[Part of a data file]
## Start
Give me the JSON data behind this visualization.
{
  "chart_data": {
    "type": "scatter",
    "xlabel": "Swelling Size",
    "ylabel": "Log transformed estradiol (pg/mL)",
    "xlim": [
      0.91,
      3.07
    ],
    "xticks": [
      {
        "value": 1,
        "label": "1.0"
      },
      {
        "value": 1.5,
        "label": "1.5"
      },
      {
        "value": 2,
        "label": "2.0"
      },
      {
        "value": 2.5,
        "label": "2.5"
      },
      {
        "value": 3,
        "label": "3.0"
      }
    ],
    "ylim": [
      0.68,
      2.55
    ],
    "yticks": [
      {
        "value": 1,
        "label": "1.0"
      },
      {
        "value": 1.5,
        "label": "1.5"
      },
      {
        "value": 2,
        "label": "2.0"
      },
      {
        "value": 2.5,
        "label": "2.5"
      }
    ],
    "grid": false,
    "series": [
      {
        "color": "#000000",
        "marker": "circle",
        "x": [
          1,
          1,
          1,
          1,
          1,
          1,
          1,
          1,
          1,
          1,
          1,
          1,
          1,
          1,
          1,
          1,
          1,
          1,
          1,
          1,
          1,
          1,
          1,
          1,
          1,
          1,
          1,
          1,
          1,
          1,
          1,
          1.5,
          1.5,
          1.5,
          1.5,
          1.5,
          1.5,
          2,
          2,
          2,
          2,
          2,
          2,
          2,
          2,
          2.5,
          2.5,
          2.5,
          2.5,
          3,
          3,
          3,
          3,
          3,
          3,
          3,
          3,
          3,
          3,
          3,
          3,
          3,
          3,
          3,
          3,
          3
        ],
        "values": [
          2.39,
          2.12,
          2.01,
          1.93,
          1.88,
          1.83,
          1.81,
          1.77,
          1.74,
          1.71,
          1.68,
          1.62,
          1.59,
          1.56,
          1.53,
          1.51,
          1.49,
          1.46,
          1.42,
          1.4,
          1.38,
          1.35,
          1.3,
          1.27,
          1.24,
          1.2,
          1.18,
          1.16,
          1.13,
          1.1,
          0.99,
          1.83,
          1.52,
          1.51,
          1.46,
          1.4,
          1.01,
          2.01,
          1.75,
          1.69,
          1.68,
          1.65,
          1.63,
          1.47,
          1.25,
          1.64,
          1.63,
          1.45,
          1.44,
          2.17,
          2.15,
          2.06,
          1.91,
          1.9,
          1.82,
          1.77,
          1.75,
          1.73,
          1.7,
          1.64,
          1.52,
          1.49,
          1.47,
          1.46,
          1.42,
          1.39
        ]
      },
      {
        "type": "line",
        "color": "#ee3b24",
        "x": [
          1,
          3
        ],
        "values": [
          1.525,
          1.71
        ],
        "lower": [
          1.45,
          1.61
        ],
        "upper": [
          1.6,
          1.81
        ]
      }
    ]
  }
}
## End
[DIRECTIONS]
Extract the full set of entries word for word.

[SOLUTION BELOW]
Give me the JSON data behind this visualization.
{
  "chart_data": {
    "type": "scatter",
    "xlabel": "Swelling Size",
    "ylabel": "Log transformed estradiol (pg/mL)",
    "xlim": [
      0.91,
      3.07
    ],
    "xticks": [
      {
        "value": 1,
        "label": "1.0"
      },
      {
        "value": 1.5,
        "label": "1.5"
      },
      {
        "value": 2,
        "label": "2.0"
      },
      {
        "value": 2.5,
        "label": "2.5"
      },
      {
        "value": 3,
        "label": "3.0"
      }
    ],
    "ylim": [
      0.68,
      2.55
    ],
    "yticks": [
      {
        "value": 1,
        "label": "1.0"
      },
      {
        "value": 1.5,
        "label": "1.5"
      },
      {
        "value": 2,
        "label": "2.0"
      },
      {
        "value": 2.5,
        "label": "2.5"
      }
    ],
    "grid": false,
    "series": [
      {
        "color": "#000000",
        "marker": "circle",
        "x": [
          1,
          1,
          1,
          1,
          1,
          1,
          1,
          1,
          1,
          1,
          1,
          1,
          1,
          1,
          1,
          1,
          1,
          1,
          1,
          1,
          1,
          1,
          1,
          1,
          1,
          1,
          1,
          1,
          1,
          1,
          1,
          1.5,
          1.5,
          1.5,
          1.5,
          1.5,
          1.5,
          2,
          2,
          2,
          2,
          2,
          2,
          2,
          2,
          2.5,
          2.5,
          2.5,
          2.5,
          3,
          3,
          3,
          3,
          3,
          3,
          3,
          3,
          3,
          3,
          3,
          3,
          3,
          3,
          3,
          3,
          3
        ],
        "values": [
          2.39,
          2.12,
          2.01,
          1.93,
          1.88,
          1.83,
          1.81,
          1.77,
          1.74,
          1.71,
          1.68,
          1.62,
          1.59,
          1.56,
          1.53,
          1.51,
          1.49,
          1.46,
          1.42,
          1.4,
          1.38,
          1.35,
          1.3,
          1.27,
          1.24,
          1.2,
          1.18,
          1.16,
          1.13,
          1.1,
          0.99,
          1.83,
          1.52,
          1.51,
          1.46,
          1.4,
          1.01,
          2.01,
          1.75,
          1.69,
          1.68,
          1.65,
          1.63,
          1.47,
          1.25,
          1.64,
          1.63,
          1.45,
          1.44,
          2.17,
          2.15,
          2.06,
          1.91,
          1.9,
          1.82,
          1.77,
          1.75,
          1.73,
          1.7,
          1.64,
          1.52,
          1.49,
          1.47,
          1.46,
          1.42,
          1.39
        ]
      },
      {
        "type": "line",
        "color": "#ee3b24",
        "x": [
          1,
          3
        ],
        "values": [
          1.525,
          1.71
        ],
        "lower": [
          1.45,
          1.61
        ],
        "upper": [
          1.6,
          1.81
        ]
      }
    ]
  }
}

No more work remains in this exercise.